■ Exercise
Give every line of the data again, unchanged, but with no pictures.

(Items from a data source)
──────

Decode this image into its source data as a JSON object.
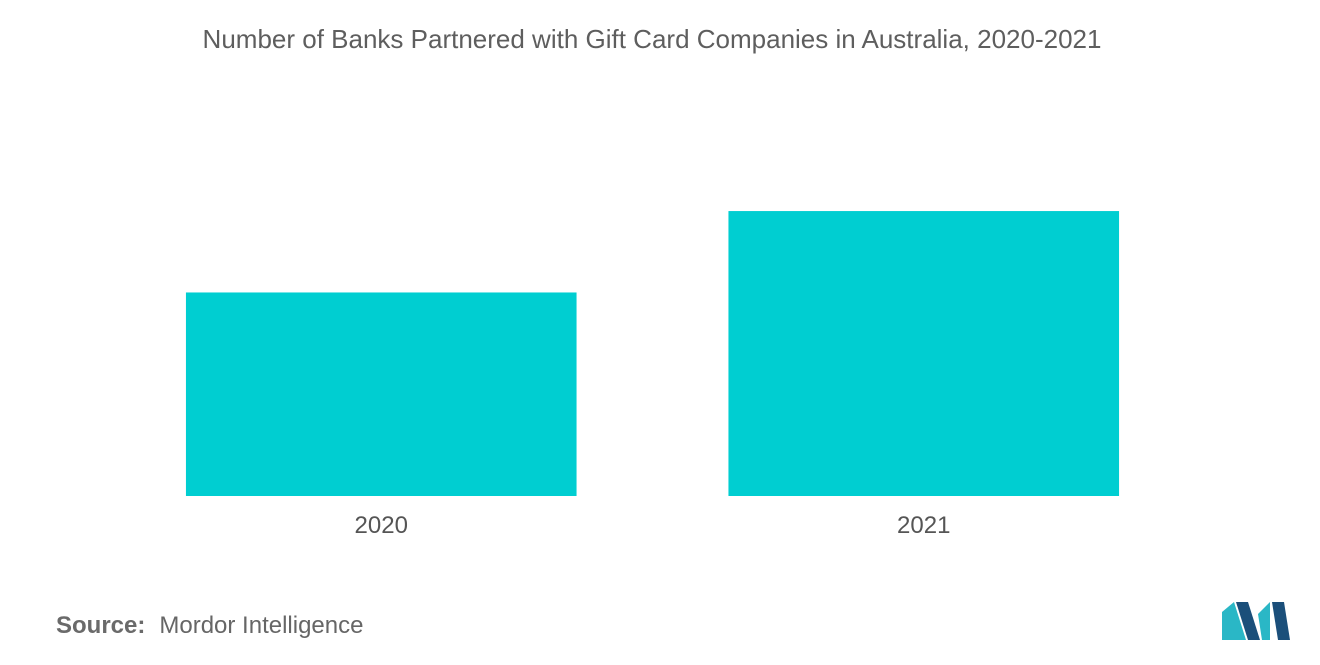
{
  "chart_data": {
    "type": "bar",
    "title": "Number of Banks Partnered with Gift Card Companies in Australia, 2020-2021",
    "categories": [
      "2020",
      "2021"
    ],
    "values": [
      5,
      7
    ],
    "ylim": [
      0,
      8.5
    ],
    "xlabel": "",
    "ylabel": "",
    "grid": false,
    "bar_color": "#00CED1"
  },
  "source": {
    "label": "Source:",
    "value": "Mordor Intelligence"
  },
  "colors": {
    "title": "#5e5e5e",
    "axis_text": "#555555",
    "logo_dark": "#1b4f7a",
    "logo_light": "#2ab7c6"
  }
}
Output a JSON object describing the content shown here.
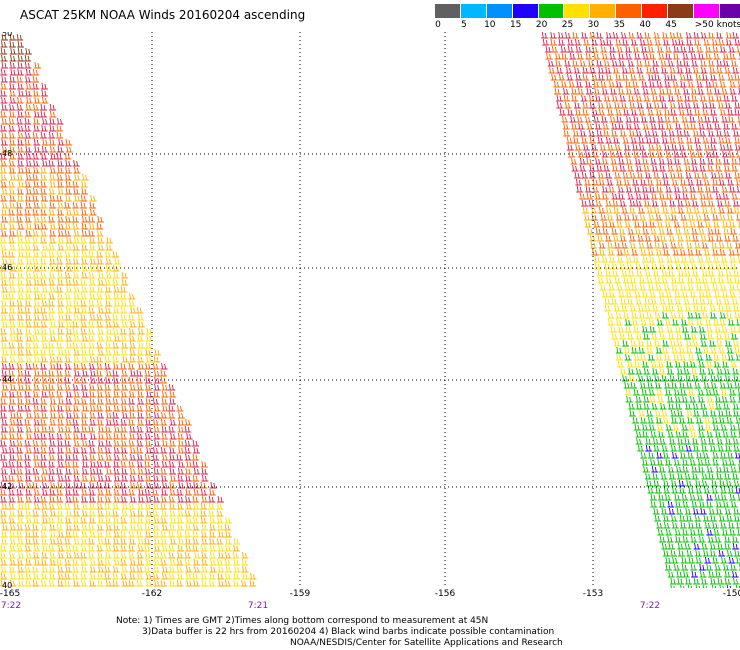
{
  "title": "ASCAT 25KM NOAA Winds 20160204 ascending",
  "legend": {
    "colors": [
      "#606060",
      "#00b8ff",
      "#0090ff",
      "#2000ff",
      "#00c000",
      "#ffe000",
      "#ffb000",
      "#ff6000",
      "#ff2000",
      "#8b3a1a",
      "#ff00ff",
      "#6a00a8"
    ],
    "ticks": [
      "0",
      "5",
      "10",
      "15",
      "20",
      "25",
      "30",
      "35",
      "40",
      "45",
      ">50 knots"
    ]
  },
  "map": {
    "lat_labels": [
      "50",
      "48",
      "46",
      "44",
      "42",
      "40"
    ],
    "lon_labels": [
      "-165",
      "-162",
      "-159",
      "-156",
      "-153",
      "-150"
    ],
    "time_labels": [
      "7:22",
      "7:21",
      "7:22"
    ]
  },
  "notes": {
    "line1": "Note: 1) Times are GMT 2)Times along bottom correspond to measurement at 45N",
    "line2": "3)Data buffer is 22 hrs from 20160204 4) Black wind barbs indicate possible contamination",
    "line3": "NOAA/NESDIS/Center for Satellite Applications and Research"
  }
}
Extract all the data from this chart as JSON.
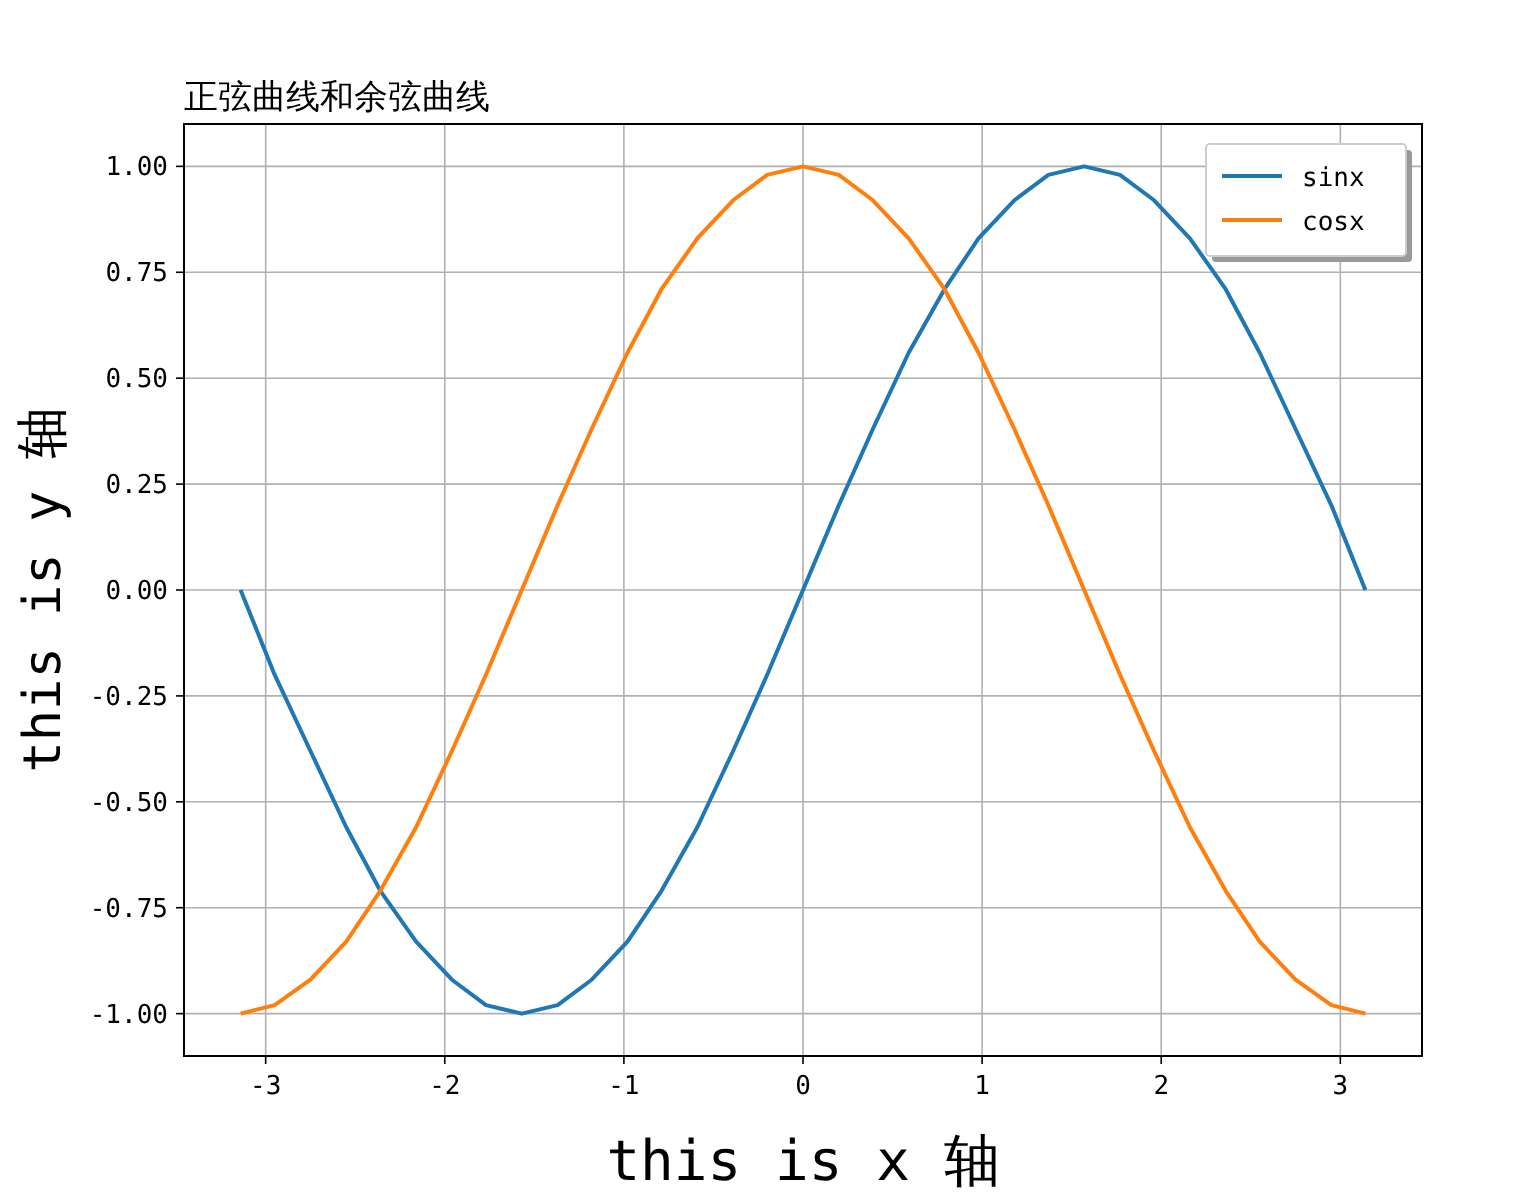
{
  "chart_data": {
    "type": "line",
    "title": "正弦曲线和余弦曲线",
    "xlabel": "this is x 轴",
    "ylabel": "this is y 轴",
    "x": [
      -3.14,
      -2.95,
      -2.75,
      -2.55,
      -2.36,
      -2.16,
      -1.96,
      -1.77,
      -1.57,
      -1.37,
      -1.18,
      -0.98,
      -0.79,
      -0.59,
      -0.39,
      -0.2,
      0,
      0.2,
      0.39,
      0.59,
      0.79,
      0.98,
      1.18,
      1.37,
      1.57,
      1.77,
      1.96,
      2.16,
      2.36,
      2.55,
      2.75,
      2.95,
      3.14
    ],
    "series": [
      {
        "name": "sinx",
        "color": "#1f77b4",
        "values": [
          0,
          -0.2,
          -0.38,
          -0.56,
          -0.71,
          -0.83,
          -0.92,
          -0.98,
          -1,
          -0.98,
          -0.92,
          -0.83,
          -0.71,
          -0.56,
          -0.38,
          -0.2,
          0,
          0.2,
          0.38,
          0.56,
          0.71,
          0.83,
          0.92,
          0.98,
          1,
          0.98,
          0.92,
          0.83,
          0.71,
          0.56,
          0.38,
          0.2,
          0
        ]
      },
      {
        "name": "cosx",
        "color": "#ff7f0e",
        "values": [
          -1,
          -0.98,
          -0.92,
          -0.83,
          -0.71,
          -0.56,
          -0.38,
          -0.2,
          0,
          0.2,
          0.38,
          0.56,
          0.71,
          0.83,
          0.92,
          0.98,
          1,
          0.98,
          0.92,
          0.83,
          0.71,
          0.56,
          0.38,
          0.2,
          0,
          -0.2,
          -0.38,
          -0.56,
          -0.71,
          -0.83,
          -0.92,
          -0.98,
          -1
        ]
      }
    ],
    "xlim": [
      -3.456,
      3.456
    ],
    "ylim": [
      -1.1,
      1.1
    ],
    "xticks": [
      {
        "value": -3,
        "label": "-3"
      },
      {
        "value": -2,
        "label": "-2"
      },
      {
        "value": -1,
        "label": "-1"
      },
      0,
      1,
      2,
      3
    ],
    "yticks": [
      {
        "value": -1,
        "label": "-1.00"
      },
      {
        "value": -0.75,
        "label": "-0.75"
      },
      {
        "value": -0.5,
        "label": "-0.50"
      },
      {
        "value": -0.25,
        "label": "-0.25"
      },
      {
        "value": 0,
        "label": "0.00"
      },
      {
        "value": 0.25,
        "label": "0.25"
      },
      {
        "value": 0.5,
        "label": "0.50"
      },
      {
        "value": 0.75,
        "label": "0.75"
      },
      {
        "value": 1,
        "label": "1.00"
      }
    ],
    "grid": true,
    "legend": "top right",
    "line_style": "solid"
  }
}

──────

■ Response to the task
Decode this image into its source data as a JSON object.
{
  "chart_data": {
    "type": "bar",
    "title": "Number of Banks Partnered with Gift Card Companies in Australia, 2020-2021",
    "categories": [
      "2020",
      "2021"
    ],
    "values": [
      5,
      7
    ],
    "ylim": [
      0,
      8.5
    ],
    "xlabel": "",
    "ylabel": "",
    "grid": false,
    "bar_color": "#00CED1"
  },
  "source": {
    "label": "Source:",
    "value": "Mordor Intelligence"
  },
  "colors": {
    "title": "#5e5e5e",
    "axis_text": "#555555",
    "logo_dark": "#1b4f7a",
    "logo_light": "#2ab7c6"
  }
}
Output a JSON object describing the content shown here.
{
  "title": "ASCAT 25KM NOAA Winds 20160204 ascending",
  "legend": {
    "colors": [
      "#606060",
      "#00b8ff",
      "#0090ff",
      "#2000ff",
      "#00c000",
      "#ffe000",
      "#ffb000",
      "#ff6000",
      "#ff2000",
      "#8b3a1a",
      "#ff00ff",
      "#6a00a8"
    ],
    "ticks": [
      "0",
      "5",
      "10",
      "15",
      "20",
      "25",
      "30",
      "35",
      "40",
      "45",
      ">50 knots"
    ]
  },
  "map": {
    "lat_labels": [
      "50",
      "48",
      "46",
      "44",
      "42",
      "40"
    ],
    "lon_labels": [
      "-165",
      "-162",
      "-159",
      "-156",
      "-153",
      "-150"
    ],
    "time_labels": [
      "7:22",
      "7:21",
      "7:22"
    ]
  },
  "notes": {
    "line1": "Note: 1) Times are GMT 2)Times along bottom correspond to measurement at 45N",
    "line2": "3)Data buffer is 22 hrs from 20160204 4) Black wind barbs indicate possible contamination",
    "line3": "NOAA/NESDIS/Center for Satellite Applications and Research"
  }
}
Extract all the data from this chart as JSON.
{
  "chart_data": {
    "type": "line",
    "title": "正弦曲线和余弦曲线",
    "xlabel": "this is x 轴",
    "ylabel": "this is y 轴",
    "x": [
      -3.14,
      -2.95,
      -2.75,
      -2.55,
      -2.36,
      -2.16,
      -1.96,
      -1.77,
      -1.57,
      -1.37,
      -1.18,
      -0.98,
      -0.79,
      -0.59,
      -0.39,
      -0.2,
      0,
      0.2,
      0.39,
      0.59,
      0.79,
      0.98,
      1.18,
      1.37,
      1.57,
      1.77,
      1.96,
      2.16,
      2.36,
      2.55,
      2.75,
      2.95,
      3.14
    ],
    "series": [
      {
        "name": "sinx",
        "color": "#1f77b4",
        "values": [
          0,
          -0.2,
          -0.38,
          -0.56,
          -0.71,
          -0.83,
          -0.92,
          -0.98,
          -1,
          -0.98,
          -0.92,
          -0.83,
          -0.71,
          -0.56,
          -0.38,
          -0.2,
          0,
          0.2,
          0.38,
          0.56,
          0.71,
          0.83,
          0.92,
          0.98,
          1,
          0.98,
          0.92,
          0.83,
          0.71,
          0.56,
          0.38,
          0.2,
          0
        ]
      },
      {
        "name": "cosx",
        "color": "#ff7f0e",
        "values": [
          -1,
          -0.98,
          -0.92,
          -0.83,
          -0.71,
          -0.56,
          -0.38,
          -0.2,
          0,
          0.2,
          0.38,
          0.56,
          0.71,
          0.83,
          0.92,
          0.98,
          1,
          0.98,
          0.92,
          0.83,
          0.71,
          0.56,
          0.38,
          0.2,
          0,
          -0.2,
          -0.38,
          -0.56,
          -0.71,
          -0.83,
          -0.92,
          -0.98,
          -1
        ]
      }
    ],
    "xlim": [
      -3.456,
      3.456
    ],
    "ylim": [
      -1.1,
      1.1
    ],
    "xticks": [
      {
        "value": -3,
        "label": "-3"
      },
      {
        "value": -2,
        "label": "-2"
      },
      {
        "value": -1,
        "label": "-1"
      },
      0,
      1,
      2,
      3
    ],
    "yticks": [
      {
        "value": -1,
        "label": "-1.00"
      },
      {
        "value": -0.75,
        "label": "-0.75"
      },
      {
        "value": -0.5,
        "label": "-0.50"
      },
      {
        "value": -0.25,
        "label": "-0.25"
      },
      {
        "value": 0,
        "label": "0.00"
      },
      {
        "value": 0.25,
        "label": "0.25"
      },
      {
        "value": 0.5,
        "label": "0.50"
      },
      {
        "value": 0.75,
        "label": "0.75"
      },
      {
        "value": 1,
        "label": "1.00"
      }
    ],
    "grid": true,
    "legend": "top right",
    "line_style": "solid"
  }
}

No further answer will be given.